**Problem details**
Answer with nothing except the number of lines that contain the word "responses".

**Supplied data**
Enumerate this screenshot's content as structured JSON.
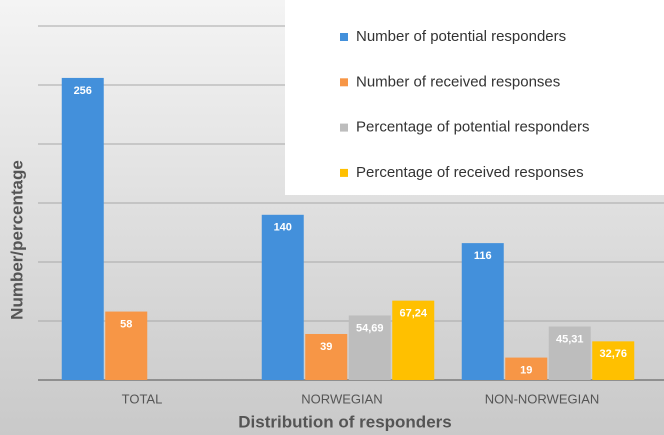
{
  "chart_data": {
    "type": "bar",
    "xlabel": "Distribution of responders",
    "ylabel": "Number/percentage",
    "categories": [
      "TOTAL",
      "NORWEGIAN",
      "NON-NORWEGIAN"
    ],
    "series": [
      {
        "name": "Number of potential responders",
        "color": "#4390db",
        "values": [
          256,
          140,
          116
        ]
      },
      {
        "name": "Number of received responses",
        "color": "#f79646",
        "values": [
          58,
          39,
          19
        ]
      },
      {
        "name": "Percentage of potential responders",
        "color": "#bdbdbd",
        "values": [
          null,
          54.69,
          45.31
        ],
        "value_labels": [
          null,
          "54,69",
          "45,31"
        ]
      },
      {
        "name": "Percentage of received responses",
        "color": "#ffc000",
        "values": [
          null,
          67.24,
          32.76
        ],
        "value_labels": [
          null,
          "67,24",
          "32,76"
        ]
      }
    ],
    "ylim": [
      0,
      300
    ],
    "yticks": [
      0,
      50,
      100,
      150,
      200,
      250,
      300
    ],
    "grid": true
  }
}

**Written solution**
2